# start of SUPPLIED RECORDS

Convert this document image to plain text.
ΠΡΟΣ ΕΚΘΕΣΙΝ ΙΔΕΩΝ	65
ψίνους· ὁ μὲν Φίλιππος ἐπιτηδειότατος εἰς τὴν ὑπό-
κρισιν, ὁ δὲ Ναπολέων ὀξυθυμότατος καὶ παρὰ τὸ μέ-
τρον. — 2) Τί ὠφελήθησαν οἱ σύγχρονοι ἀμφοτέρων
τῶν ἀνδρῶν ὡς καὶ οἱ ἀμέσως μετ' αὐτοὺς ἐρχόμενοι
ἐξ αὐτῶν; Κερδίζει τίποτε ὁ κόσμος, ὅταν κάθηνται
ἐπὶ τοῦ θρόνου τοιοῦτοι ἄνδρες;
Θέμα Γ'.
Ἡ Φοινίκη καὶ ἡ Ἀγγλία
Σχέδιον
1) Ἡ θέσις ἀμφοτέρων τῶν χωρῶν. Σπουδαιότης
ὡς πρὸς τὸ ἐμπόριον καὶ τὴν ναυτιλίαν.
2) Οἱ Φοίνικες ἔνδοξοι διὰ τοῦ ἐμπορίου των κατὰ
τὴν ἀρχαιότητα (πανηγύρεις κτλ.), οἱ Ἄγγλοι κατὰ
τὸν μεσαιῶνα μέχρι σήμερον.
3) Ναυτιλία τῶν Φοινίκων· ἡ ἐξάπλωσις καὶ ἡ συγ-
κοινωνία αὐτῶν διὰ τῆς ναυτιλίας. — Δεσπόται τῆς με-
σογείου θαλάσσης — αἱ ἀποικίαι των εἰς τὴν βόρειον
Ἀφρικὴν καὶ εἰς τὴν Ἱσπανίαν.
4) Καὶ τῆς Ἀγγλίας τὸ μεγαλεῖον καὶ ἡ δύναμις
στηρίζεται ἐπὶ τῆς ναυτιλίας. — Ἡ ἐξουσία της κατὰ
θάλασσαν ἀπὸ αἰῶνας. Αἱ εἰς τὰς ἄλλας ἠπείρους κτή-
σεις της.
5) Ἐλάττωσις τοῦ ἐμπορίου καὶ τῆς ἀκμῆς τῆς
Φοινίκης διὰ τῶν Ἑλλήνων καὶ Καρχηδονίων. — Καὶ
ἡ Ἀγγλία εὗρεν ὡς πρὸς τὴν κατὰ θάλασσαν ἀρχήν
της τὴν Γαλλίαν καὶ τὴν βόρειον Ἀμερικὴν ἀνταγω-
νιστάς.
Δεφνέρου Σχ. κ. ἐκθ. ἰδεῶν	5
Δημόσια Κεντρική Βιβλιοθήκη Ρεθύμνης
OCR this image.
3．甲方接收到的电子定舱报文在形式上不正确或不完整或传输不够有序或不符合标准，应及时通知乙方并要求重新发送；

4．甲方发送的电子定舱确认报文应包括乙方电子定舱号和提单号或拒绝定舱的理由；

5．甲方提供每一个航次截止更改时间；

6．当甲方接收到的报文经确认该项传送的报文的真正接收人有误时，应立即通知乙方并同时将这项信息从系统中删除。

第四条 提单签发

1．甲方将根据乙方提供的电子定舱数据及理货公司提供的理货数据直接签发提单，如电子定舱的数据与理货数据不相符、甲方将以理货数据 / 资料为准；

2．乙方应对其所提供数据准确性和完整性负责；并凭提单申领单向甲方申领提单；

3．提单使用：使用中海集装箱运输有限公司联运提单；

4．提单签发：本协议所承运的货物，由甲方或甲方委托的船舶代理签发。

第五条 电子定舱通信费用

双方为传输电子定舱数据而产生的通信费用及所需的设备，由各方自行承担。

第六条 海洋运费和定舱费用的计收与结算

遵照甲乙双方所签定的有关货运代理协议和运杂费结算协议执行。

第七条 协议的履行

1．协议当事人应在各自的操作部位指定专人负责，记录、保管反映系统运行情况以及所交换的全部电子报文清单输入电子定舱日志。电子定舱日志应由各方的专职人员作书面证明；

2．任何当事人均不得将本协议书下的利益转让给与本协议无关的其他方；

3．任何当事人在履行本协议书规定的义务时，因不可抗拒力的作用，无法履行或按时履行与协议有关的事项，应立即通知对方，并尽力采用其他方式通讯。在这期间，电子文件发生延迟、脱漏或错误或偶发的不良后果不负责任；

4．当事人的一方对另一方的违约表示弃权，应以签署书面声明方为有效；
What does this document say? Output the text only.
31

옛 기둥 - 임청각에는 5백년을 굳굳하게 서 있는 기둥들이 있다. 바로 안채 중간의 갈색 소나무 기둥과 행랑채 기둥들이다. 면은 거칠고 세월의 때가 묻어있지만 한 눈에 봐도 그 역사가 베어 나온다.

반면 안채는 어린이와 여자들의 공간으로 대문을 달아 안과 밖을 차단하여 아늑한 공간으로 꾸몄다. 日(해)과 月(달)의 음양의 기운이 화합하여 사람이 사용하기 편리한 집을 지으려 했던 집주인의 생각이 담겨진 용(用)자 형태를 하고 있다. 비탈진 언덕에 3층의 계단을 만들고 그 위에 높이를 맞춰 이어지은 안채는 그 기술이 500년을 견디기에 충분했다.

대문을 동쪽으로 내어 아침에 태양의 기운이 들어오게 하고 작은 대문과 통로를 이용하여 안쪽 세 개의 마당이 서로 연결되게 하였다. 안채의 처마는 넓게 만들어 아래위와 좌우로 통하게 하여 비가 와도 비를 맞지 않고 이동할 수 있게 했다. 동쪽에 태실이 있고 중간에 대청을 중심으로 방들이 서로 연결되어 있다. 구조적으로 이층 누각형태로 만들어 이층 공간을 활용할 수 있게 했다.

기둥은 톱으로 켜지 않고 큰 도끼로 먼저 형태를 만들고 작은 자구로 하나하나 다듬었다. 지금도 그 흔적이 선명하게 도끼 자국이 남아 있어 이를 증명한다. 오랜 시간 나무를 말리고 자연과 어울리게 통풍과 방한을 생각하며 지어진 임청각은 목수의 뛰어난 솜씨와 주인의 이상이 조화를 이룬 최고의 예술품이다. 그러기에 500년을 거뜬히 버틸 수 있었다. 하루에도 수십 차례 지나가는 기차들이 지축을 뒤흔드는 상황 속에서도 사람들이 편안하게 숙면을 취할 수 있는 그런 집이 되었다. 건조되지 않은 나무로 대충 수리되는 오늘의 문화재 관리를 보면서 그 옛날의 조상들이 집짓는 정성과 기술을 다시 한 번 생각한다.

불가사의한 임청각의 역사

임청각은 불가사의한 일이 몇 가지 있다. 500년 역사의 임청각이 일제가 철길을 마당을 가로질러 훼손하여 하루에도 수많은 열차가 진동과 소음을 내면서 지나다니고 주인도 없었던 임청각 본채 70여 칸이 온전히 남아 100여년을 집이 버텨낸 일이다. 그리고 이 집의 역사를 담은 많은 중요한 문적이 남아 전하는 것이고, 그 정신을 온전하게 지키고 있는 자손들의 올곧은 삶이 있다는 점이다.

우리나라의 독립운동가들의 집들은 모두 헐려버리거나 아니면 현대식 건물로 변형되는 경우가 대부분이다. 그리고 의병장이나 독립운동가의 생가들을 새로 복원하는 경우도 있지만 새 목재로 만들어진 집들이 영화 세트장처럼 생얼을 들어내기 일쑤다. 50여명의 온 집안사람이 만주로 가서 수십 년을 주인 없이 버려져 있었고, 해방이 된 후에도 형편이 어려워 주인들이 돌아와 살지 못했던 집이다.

# end of SUPPLIED RECORDS

## WHAT YOU NEED TO DO:
Copy each line of the preceding data that contains the string "this".

## COMPLETE ANSWER:
Convert this document image to plain text.
OCR this image.
What does this document say? Output the text only.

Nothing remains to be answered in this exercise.